* [GIVEN INSTRUCTION] Transcribe the records below in full; pictures stay out of the copy.

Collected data
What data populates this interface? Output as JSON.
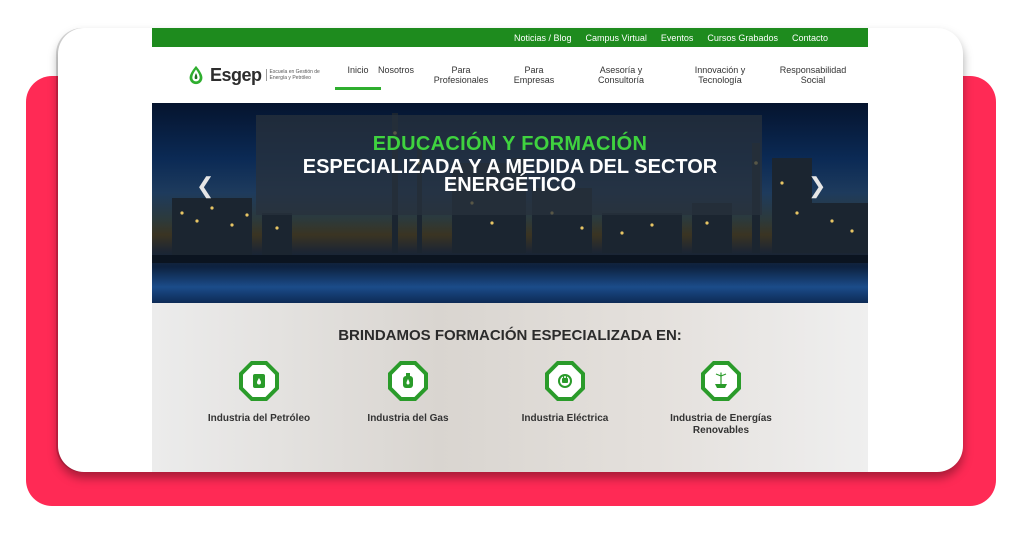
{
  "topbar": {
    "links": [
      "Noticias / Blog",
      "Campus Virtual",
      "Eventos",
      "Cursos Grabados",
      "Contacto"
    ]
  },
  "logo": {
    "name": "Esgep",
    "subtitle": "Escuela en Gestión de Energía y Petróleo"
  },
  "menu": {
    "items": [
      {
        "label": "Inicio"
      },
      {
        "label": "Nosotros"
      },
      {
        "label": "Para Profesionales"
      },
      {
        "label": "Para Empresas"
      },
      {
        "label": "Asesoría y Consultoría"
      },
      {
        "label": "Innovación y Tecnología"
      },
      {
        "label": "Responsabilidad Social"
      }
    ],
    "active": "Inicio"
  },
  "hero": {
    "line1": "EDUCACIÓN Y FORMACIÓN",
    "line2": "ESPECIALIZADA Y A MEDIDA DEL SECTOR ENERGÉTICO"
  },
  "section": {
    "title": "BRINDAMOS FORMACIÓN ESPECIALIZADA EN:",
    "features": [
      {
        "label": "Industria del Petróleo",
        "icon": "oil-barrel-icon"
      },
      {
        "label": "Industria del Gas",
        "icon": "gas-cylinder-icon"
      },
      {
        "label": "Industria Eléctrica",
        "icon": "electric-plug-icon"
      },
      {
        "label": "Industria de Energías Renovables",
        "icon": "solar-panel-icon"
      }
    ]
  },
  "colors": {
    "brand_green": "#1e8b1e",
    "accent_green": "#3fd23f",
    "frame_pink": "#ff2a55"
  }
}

* [EXPECTED ANSWER]
What data populates this interface? Output as JSON.
{
  "topbar": {
    "links": [
      "Noticias / Blog",
      "Campus Virtual",
      "Eventos",
      "Cursos Grabados",
      "Contacto"
    ]
  },
  "logo": {
    "name": "Esgep",
    "subtitle": "Escuela en Gestión de Energía y Petróleo"
  },
  "menu": {
    "items": [
      {
        "label": "Inicio"
      },
      {
        "label": "Nosotros"
      },
      {
        "label": "Para Profesionales"
      },
      {
        "label": "Para Empresas"
      },
      {
        "label": "Asesoría y Consultoría"
      },
      {
        "label": "Innovación y Tecnología"
      },
      {
        "label": "Responsabilidad Social"
      }
    ],
    "active": "Inicio"
  },
  "hero": {
    "line1": "EDUCACIÓN Y FORMACIÓN",
    "line2": "ESPECIALIZADA Y A MEDIDA DEL SECTOR ENERGÉTICO"
  },
  "section": {
    "title": "BRINDAMOS FORMACIÓN ESPECIALIZADA EN:",
    "features": [
      {
        "label": "Industria del Petróleo",
        "icon": "oil-barrel-icon"
      },
      {
        "label": "Industria del Gas",
        "icon": "gas-cylinder-icon"
      },
      {
        "label": "Industria Eléctrica",
        "icon": "electric-plug-icon"
      },
      {
        "label": "Industria de Energías Renovables",
        "icon": "solar-panel-icon"
      }
    ]
  },
  "colors": {
    "brand_green": "#1e8b1e",
    "accent_green": "#3fd23f",
    "frame_pink": "#ff2a55"
  }
}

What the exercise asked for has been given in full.